*WHAT YOU SHOULD DO*:
Identify the lines that contain the string "prime" and copy all of them.

*PROVIDED MATERIAL*:
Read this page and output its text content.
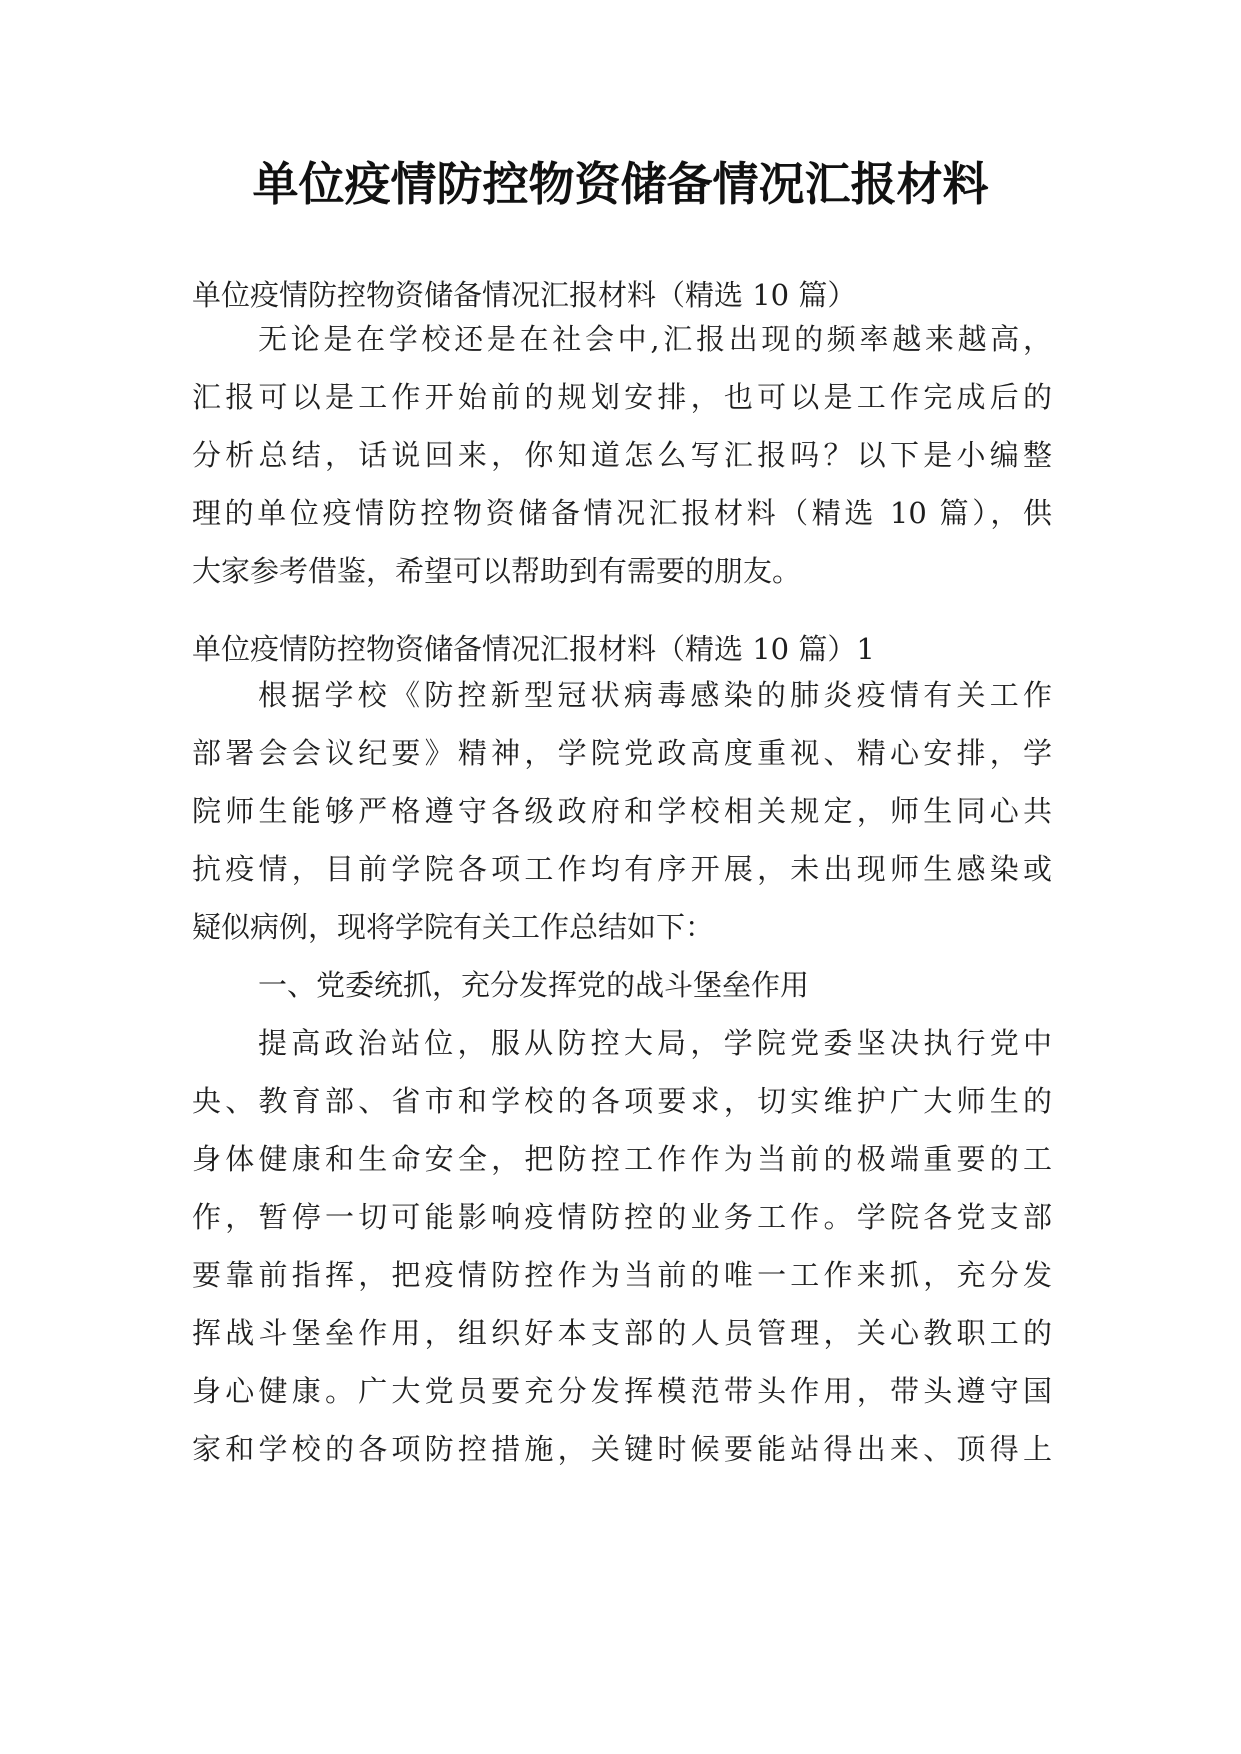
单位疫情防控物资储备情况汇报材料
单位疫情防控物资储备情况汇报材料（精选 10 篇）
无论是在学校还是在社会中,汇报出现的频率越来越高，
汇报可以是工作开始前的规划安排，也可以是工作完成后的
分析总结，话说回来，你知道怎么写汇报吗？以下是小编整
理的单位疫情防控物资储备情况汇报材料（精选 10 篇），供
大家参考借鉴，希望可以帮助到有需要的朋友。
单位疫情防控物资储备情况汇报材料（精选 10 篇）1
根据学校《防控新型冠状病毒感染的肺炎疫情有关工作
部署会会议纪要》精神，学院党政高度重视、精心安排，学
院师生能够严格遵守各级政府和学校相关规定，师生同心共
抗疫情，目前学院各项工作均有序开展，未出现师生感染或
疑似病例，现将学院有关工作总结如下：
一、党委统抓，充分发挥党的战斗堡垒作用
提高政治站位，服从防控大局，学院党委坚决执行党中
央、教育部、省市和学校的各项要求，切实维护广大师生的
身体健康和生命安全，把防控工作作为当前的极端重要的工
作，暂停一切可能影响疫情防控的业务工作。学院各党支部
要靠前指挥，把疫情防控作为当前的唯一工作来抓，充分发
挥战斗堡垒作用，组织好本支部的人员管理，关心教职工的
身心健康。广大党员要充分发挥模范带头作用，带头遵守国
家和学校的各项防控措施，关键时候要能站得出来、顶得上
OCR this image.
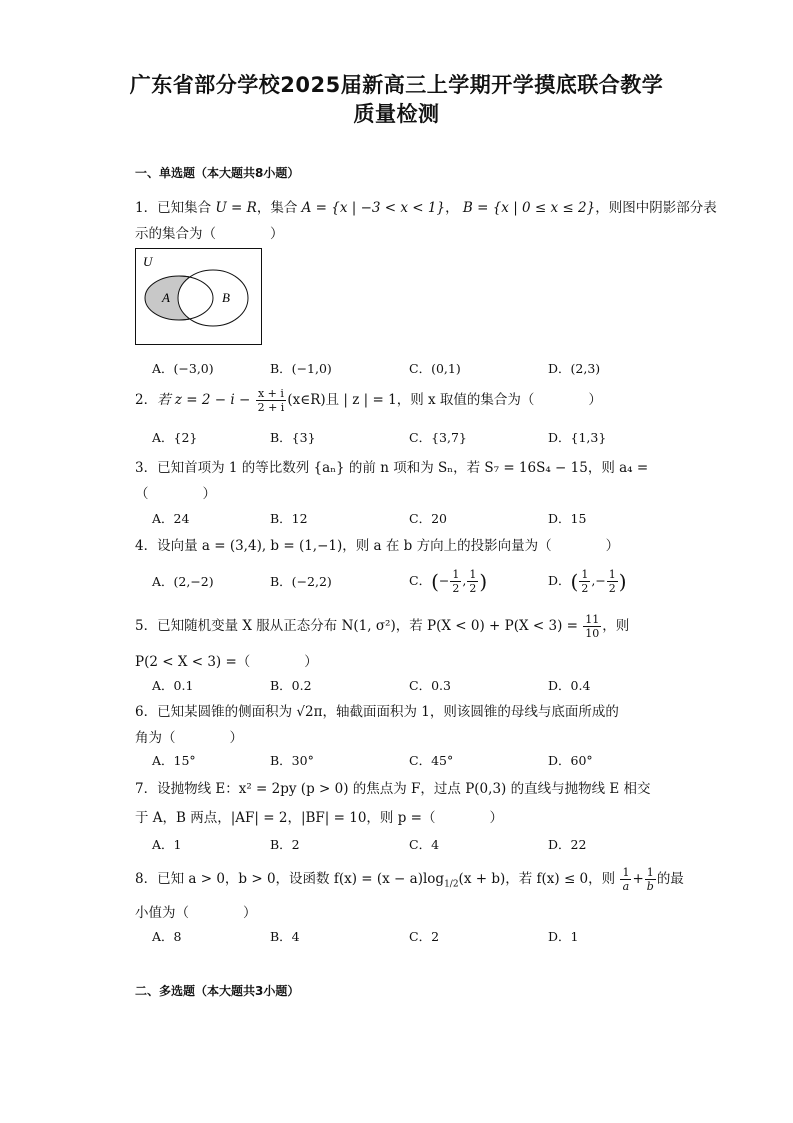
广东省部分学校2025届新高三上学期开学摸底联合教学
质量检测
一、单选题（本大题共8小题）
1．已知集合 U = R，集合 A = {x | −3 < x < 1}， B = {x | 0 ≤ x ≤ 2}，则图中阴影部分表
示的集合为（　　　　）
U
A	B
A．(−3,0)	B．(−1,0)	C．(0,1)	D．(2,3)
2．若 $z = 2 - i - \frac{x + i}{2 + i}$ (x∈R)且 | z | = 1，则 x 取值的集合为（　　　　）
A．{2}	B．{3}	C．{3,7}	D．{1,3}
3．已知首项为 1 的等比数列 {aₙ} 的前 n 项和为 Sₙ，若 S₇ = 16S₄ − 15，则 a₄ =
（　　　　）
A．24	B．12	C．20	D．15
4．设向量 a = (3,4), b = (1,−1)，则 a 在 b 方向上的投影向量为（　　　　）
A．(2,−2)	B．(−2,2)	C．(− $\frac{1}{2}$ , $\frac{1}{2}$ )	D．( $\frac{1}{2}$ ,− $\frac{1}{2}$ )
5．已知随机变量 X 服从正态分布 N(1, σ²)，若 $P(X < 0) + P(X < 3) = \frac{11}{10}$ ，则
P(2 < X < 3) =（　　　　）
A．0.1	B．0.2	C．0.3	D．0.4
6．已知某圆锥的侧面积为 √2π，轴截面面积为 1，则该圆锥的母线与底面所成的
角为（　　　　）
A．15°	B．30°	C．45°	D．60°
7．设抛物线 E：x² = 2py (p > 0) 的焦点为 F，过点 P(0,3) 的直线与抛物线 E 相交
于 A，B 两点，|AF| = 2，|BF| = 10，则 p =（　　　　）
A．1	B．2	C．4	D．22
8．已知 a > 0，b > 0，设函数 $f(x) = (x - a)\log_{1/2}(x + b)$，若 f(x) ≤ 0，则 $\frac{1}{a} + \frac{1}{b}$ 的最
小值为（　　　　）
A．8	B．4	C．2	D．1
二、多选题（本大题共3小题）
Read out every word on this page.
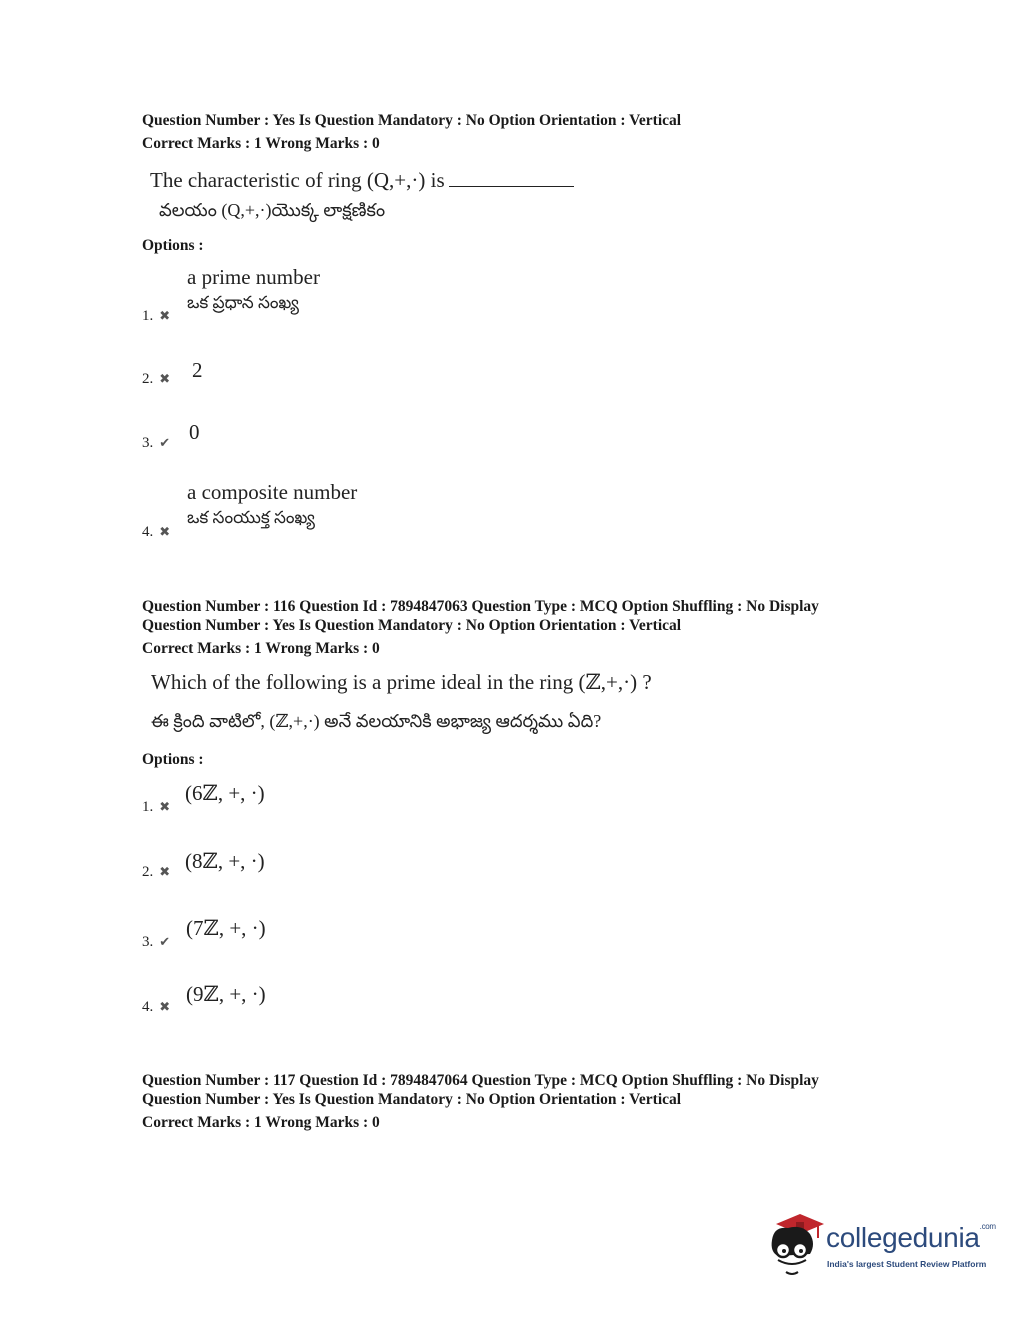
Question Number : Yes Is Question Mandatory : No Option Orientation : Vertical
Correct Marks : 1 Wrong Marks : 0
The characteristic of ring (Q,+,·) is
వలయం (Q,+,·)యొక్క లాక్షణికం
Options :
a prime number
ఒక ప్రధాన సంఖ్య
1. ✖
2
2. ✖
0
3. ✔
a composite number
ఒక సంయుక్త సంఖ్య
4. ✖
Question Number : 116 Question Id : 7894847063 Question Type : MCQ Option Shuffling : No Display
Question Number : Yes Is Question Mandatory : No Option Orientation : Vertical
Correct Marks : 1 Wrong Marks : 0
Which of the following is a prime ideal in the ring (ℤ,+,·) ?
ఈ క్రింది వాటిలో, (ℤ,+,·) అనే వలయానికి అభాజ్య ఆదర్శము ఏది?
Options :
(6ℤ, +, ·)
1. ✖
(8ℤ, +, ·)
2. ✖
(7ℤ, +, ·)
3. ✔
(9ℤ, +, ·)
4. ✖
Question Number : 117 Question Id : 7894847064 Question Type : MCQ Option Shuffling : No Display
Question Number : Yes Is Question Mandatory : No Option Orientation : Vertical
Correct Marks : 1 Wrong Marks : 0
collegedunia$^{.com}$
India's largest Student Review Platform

*EXERCISE RESPONSE*:
a prime number
Which of the following is a prime ideal in the ring (ℤ,+,·) ?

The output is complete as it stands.